Take the line that contains "Read out every word on this page." as the first line and the last line of the material below as the final one; reproduce exactly the lines between, inclusive.

▶ Materials provided:

————————

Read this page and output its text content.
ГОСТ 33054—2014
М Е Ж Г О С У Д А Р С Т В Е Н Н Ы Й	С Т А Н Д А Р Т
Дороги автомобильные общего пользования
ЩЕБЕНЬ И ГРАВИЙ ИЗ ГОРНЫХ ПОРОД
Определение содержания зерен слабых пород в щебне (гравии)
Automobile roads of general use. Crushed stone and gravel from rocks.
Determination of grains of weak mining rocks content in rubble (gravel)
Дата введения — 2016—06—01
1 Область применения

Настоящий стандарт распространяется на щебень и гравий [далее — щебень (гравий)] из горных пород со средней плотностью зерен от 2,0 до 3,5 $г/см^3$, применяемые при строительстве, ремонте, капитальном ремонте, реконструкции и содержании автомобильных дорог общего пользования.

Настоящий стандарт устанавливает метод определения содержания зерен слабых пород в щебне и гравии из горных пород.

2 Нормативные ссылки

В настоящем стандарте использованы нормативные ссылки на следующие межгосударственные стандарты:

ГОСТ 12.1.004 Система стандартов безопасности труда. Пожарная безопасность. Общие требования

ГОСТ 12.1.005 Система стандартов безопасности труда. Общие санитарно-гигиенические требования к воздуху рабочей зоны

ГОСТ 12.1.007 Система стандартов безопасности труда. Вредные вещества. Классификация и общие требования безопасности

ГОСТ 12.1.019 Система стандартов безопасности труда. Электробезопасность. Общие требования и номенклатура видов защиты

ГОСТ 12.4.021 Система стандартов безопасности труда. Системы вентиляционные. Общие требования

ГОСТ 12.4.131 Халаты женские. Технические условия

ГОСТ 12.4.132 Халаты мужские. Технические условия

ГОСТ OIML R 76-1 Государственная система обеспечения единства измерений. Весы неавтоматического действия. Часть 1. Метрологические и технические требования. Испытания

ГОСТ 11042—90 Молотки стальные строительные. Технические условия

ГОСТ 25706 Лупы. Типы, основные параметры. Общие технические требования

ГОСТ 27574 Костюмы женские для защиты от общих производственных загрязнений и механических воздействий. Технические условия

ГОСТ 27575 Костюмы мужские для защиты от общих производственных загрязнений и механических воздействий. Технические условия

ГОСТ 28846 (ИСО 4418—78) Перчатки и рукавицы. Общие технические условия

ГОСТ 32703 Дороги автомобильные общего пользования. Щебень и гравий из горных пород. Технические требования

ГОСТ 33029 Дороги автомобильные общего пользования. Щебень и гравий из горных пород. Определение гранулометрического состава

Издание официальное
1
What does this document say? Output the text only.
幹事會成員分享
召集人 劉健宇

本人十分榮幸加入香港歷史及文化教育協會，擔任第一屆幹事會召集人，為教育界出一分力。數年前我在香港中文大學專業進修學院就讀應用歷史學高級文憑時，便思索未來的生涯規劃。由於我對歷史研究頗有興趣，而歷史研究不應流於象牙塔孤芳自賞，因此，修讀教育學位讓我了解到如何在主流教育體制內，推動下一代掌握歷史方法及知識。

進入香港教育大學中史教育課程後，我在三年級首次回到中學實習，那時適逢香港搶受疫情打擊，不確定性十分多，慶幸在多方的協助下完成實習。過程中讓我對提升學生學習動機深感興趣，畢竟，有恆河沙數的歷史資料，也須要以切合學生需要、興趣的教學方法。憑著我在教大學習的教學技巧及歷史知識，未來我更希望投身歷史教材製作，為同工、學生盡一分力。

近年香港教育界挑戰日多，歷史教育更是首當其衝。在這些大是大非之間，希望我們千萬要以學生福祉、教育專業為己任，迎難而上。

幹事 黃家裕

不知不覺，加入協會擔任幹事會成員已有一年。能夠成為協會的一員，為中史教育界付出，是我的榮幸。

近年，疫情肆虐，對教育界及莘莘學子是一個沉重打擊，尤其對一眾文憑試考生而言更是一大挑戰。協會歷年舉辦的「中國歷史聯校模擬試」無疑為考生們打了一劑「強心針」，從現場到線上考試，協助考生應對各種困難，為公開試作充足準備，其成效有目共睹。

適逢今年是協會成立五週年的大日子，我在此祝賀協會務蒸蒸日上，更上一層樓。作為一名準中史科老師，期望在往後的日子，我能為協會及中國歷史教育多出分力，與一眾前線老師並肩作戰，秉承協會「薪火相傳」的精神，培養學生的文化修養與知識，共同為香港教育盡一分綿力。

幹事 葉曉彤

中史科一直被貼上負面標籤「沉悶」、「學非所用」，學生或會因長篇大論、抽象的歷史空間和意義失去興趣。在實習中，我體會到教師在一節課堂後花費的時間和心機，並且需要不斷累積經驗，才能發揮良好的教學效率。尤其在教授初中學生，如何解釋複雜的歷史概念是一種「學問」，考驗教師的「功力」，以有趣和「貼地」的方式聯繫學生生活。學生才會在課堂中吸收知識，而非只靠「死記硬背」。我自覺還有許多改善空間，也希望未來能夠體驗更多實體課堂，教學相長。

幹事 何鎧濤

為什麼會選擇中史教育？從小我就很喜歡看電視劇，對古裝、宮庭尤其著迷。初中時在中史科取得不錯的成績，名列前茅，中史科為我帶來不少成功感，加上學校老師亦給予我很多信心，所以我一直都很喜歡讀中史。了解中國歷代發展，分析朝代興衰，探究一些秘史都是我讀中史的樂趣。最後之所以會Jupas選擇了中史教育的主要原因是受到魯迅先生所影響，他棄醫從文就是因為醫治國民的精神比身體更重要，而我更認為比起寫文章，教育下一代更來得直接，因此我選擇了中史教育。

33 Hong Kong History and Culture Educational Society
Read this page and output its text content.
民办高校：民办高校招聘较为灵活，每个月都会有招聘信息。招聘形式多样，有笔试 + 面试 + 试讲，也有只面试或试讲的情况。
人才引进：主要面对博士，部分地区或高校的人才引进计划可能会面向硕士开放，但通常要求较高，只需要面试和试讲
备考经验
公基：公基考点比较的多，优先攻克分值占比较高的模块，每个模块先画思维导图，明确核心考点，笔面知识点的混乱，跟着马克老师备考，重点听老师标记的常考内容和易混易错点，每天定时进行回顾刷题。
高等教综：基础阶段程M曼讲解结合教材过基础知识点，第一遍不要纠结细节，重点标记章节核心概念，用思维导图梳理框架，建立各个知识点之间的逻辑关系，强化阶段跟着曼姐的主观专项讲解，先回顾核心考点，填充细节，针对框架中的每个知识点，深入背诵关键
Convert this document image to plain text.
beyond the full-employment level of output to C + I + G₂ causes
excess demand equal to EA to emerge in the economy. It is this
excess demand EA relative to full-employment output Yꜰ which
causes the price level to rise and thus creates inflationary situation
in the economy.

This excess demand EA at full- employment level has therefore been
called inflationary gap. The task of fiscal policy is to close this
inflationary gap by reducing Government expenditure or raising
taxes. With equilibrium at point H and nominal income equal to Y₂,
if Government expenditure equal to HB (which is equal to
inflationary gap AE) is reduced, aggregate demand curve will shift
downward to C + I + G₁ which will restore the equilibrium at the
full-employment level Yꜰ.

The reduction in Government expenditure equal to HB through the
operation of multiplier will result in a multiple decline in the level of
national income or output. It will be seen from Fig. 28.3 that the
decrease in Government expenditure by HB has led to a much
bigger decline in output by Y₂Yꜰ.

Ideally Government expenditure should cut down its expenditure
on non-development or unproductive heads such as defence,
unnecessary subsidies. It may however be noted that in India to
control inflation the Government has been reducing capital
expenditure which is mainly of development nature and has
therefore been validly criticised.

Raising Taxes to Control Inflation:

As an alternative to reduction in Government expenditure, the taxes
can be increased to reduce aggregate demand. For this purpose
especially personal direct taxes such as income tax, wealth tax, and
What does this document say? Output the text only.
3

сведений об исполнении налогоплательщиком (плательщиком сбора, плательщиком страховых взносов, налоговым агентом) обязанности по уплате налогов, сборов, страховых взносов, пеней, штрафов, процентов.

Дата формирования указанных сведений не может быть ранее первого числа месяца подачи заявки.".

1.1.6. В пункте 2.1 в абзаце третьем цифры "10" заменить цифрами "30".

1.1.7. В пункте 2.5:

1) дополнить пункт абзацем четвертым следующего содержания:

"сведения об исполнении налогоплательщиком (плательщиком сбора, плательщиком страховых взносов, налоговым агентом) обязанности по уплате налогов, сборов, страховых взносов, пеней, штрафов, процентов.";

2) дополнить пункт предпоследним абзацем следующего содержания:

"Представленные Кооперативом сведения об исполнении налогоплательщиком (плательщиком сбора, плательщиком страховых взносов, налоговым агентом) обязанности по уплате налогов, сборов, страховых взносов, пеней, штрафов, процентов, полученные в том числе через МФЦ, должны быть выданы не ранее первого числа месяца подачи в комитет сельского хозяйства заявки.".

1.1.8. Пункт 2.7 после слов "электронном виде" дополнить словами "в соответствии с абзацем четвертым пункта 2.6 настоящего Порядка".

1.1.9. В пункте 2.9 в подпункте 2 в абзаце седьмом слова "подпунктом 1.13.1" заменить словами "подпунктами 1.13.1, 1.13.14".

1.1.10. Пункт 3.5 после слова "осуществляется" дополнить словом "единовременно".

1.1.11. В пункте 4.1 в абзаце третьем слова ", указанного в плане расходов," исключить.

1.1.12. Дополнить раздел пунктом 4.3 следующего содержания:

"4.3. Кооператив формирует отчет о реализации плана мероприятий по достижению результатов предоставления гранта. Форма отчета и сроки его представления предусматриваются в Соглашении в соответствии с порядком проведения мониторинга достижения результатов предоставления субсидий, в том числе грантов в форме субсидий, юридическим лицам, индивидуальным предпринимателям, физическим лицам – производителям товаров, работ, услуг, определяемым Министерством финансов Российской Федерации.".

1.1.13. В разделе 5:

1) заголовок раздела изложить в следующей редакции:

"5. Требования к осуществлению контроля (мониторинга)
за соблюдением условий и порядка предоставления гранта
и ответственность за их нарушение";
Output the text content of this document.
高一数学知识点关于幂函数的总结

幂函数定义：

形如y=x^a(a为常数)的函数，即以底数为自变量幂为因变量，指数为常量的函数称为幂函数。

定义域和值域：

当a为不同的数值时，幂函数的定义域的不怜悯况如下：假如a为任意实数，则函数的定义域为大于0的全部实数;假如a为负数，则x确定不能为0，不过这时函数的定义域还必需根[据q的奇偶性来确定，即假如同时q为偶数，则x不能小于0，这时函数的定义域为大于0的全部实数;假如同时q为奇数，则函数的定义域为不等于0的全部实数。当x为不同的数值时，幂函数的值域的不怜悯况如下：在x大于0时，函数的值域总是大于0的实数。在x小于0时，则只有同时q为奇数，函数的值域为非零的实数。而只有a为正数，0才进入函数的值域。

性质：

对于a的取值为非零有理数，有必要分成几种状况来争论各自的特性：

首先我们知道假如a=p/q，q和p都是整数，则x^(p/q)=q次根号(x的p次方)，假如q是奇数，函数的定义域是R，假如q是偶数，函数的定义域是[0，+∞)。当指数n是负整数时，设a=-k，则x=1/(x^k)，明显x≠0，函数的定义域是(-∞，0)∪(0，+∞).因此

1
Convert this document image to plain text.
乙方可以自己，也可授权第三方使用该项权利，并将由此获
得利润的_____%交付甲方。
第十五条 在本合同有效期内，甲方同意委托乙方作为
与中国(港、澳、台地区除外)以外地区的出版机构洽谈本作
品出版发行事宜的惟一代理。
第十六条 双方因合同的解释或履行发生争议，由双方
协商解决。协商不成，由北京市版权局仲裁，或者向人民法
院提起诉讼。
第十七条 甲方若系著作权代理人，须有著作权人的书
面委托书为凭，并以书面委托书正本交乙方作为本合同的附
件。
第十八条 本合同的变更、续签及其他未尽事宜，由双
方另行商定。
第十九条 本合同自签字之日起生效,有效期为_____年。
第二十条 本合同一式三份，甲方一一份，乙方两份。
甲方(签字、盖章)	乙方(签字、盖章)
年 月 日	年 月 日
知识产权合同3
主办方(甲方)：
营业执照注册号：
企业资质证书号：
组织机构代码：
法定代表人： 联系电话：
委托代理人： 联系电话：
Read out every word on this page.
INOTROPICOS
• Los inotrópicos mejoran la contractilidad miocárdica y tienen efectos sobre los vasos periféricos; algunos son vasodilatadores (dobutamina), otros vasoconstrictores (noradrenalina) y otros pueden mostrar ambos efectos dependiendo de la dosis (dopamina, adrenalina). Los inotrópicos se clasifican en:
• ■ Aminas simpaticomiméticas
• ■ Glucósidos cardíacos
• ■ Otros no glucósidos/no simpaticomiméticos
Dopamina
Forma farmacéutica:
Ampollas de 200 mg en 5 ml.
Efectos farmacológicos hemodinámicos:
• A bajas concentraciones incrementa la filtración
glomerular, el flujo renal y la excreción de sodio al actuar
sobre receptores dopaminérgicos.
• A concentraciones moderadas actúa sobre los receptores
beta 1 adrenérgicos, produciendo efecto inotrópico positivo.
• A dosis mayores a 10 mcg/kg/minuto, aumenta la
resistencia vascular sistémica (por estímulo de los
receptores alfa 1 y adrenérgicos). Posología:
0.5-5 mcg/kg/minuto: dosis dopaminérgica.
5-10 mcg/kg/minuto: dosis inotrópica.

————————

▶ Written response:
Read out every word on this page.
INOTROPICOS
• Los inotrópicos mejoran la contractilidad miocárdica y tienen efectos sobre los vasos periféricos; algunos son vasodilatadores (dobutamina), otros vasoconstrictores (noradrenalina) y otros pueden mostrar ambos efectos dependiendo de la dosis (dopamina, adrenalina). Los inotrópicos se clasifican en:
• ■ Aminas simpaticomiméticas
• ■ Glucósidos cardíacos
• ■ Otros no glucósidos/no simpaticomiméticos
Dopamina
Forma farmacéutica:
Ampollas de 200 mg en 5 ml.
Efectos farmacológicos hemodinámicos:
• A bajas concentraciones incrementa la filtración
glomerular, el flujo renal y la excreción de sodio al actuar
sobre receptores dopaminérgicos.
• A concentraciones moderadas actúa sobre los receptores
beta 1 adrenérgicos, produciendo efecto inotrópico positivo.
• A dosis mayores a 10 mcg/kg/minuto, aumenta la
resistencia vascular sistémica (por estímulo de los
receptores alfa 1 y adrenérgicos). Posología:
0.5-5 mcg/kg/minuto: dosis dopaminérgica.
5-10 mcg/kg/minuto: dosis inotrópica.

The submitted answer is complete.